> [Records excerpted from a collection]:
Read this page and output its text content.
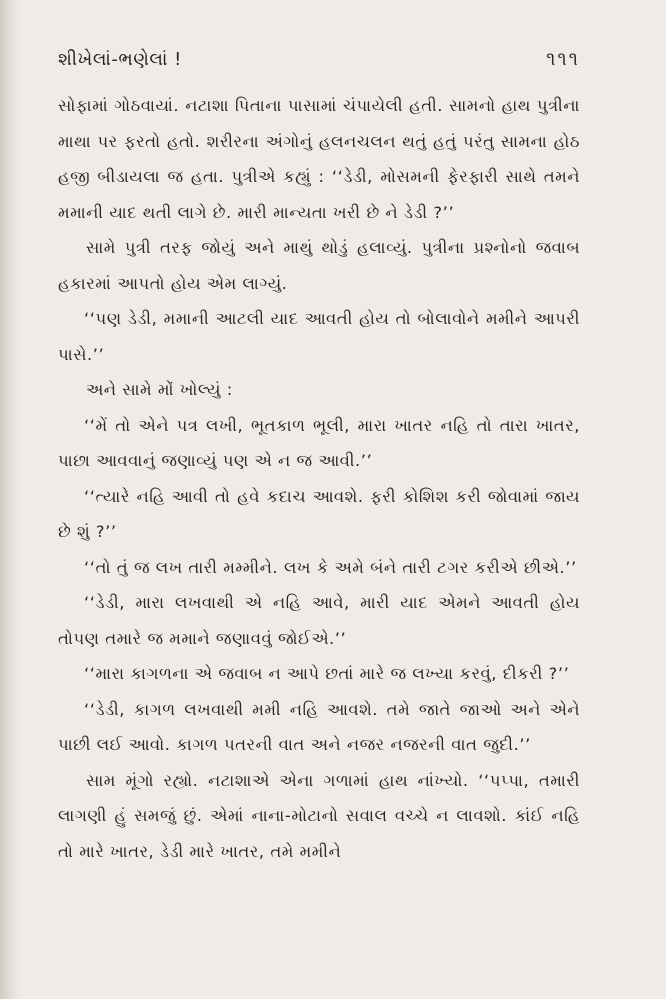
શીખેલાં-ભણેલાં !	૧૧૧

સોફામાં ગોઠવાયાં. નટાશા પિતાના પાસામાં ચંપાયેલી હતી. સામનો હાથ પુત્રીના માથા પર ફરતો હતો. શરીરના અંગોનું હલનચલન થતું હતું પરંતુ સામના હોઠ હજી બીડાયલા જ હતા. પુત્રીએ કહ્યું : ‘‘ડેડી, મોસમની ફેરફારી સાથે તમને મમાની યાદ થતી લાગે છે. મારી માન્યતા ખરી છે ને ડેડી ?’’

સામે પુત્રી તરફ જોયું અને માથું થોડું હલાવ્યું. પુત્રીના પ્રશ્નોનો જવાબ હકારમાં આપતો હોય એમ લાગ્યું.

‘‘પણ ડેડી, મમાની આટલી યાદ આવતી હોય તો બોલાવોને મમીને આપરી પાસે.’’

અને સામે મોં ખોલ્યું :

‘‘મેં તો એને પત્ર લખી, ભૂતકાળ ભૂલી, મારા ખાતર નહિ તો તારા ખાતર, પાછા આવવાનું જણાવ્યું પણ એ ન જ આવી.’’

‘‘ત્યારે નહિ આવી તો હવે કદાચ આવશે. ફરી કોશિશ કરી જોવામાં જાય છે શું ?’’

‘‘તો તું જ લખ તારી મમ્મીને. લખ કે અમે બંને તારી ટગર કરીએ છીએ.’’

‘‘ડેડી, મારા લખવાથી એ નહિ આવે, મારી યાદ એમને આવતી હોય તોપણ તમારે જ મમાને જણાવવું જોઈએ.’’

‘‘મારા કાગળના એ જવાબ ન આપે છતાં મારે જ લખ્યા કરવું, દીકરી ?’’

‘‘ડેડી, કાગળ લખવાથી મમી નહિ આવશે. તમે જાતે જાઓ અને એને પાછી લઈ આવો. કાગળ પતરની વાત અને નજર નજરની વાત જુદી.’’

સામ મૂંગો રહ્યો. નટાશાએ એના ગળામાં હાથ નાંખ્યો. ‘‘પપ્પા, તમારી લાગણી હું સમજું છું. એમાં નાના-મોટાનો સવાલ વચ્ચે ન લાવશો. કાંઈ નહિ તો મારે ખાતર, ડેડી મારે ખાતર, તમે મમીને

> [What this task involves]: Print the complete listing exactly, apart from any pictures.

> [Exercise solution]:
Read this page and output its text content.
શીખેલાં-ભણેલાં !	૧૧૧

સોફામાં ગોઠવાયાં. નટાશા પિતાના પાસામાં ચંપાયેલી હતી. સામનો હાથ પુત્રીના માથા પર ફરતો હતો. શરીરના અંગોનું હલનચલન થતું હતું પરંતુ સામના હોઠ હજી બીડાયલા જ હતા. પુત્રીએ કહ્યું : ‘‘ડેડી, મોસમની ફેરફારી સાથે તમને મમાની યાદ થતી લાગે છે. મારી માન્યતા ખરી છે ને ડેડી ?’’

સામે પુત્રી તરફ જોયું અને માથું થોડું હલાવ્યું. પુત્રીના પ્રશ્નોનો જવાબ હકારમાં આપતો હોય એમ લાગ્યું.

‘‘પણ ડેડી, મમાની આટલી યાદ આવતી હોય તો બોલાવોને મમીને આપરી પાસે.’’

અને સામે મોં ખોલ્યું :

‘‘મેં તો એને પત્ર લખી, ભૂતકાળ ભૂલી, મારા ખાતર નહિ તો તારા ખાતર, પાછા આવવાનું જણાવ્યું પણ એ ન જ આવી.’’

‘‘ત્યારે નહિ આવી તો હવે કદાચ આવશે. ફરી કોશિશ કરી જોવામાં જાય છે શું ?’’

‘‘તો તું જ લખ તારી મમ્મીને. લખ કે અમે બંને તારી ટગર કરીએ છીએ.’’

‘‘ડેડી, મારા લખવાથી એ નહિ આવે, મારી યાદ એમને આવતી હોય તોપણ તમારે જ મમાને જણાવવું જોઈએ.’’

‘‘મારા કાગળના એ જવાબ ન આપે છતાં મારે જ લખ્યા કરવું, દીકરી ?’’

‘‘ડેડી, કાગળ લખવાથી મમી નહિ આવશે. તમે જાતે જાઓ અને એને પાછી લઈ આવો. કાગળ પતરની વાત અને નજર નજરની વાત જુદી.’’

સામ મૂંગો રહ્યો. નટાશાએ એના ગળામાં હાથ નાંખ્યો. ‘‘પપ્પા, તમારી લાગણી હું સમજું છું. એમાં નાના-મોટાનો સવાલ વચ્ચે ન લાવશો. કાંઈ નહિ તો મારે ખાતર, ડેડી મારે ખાતર, તમે મમીને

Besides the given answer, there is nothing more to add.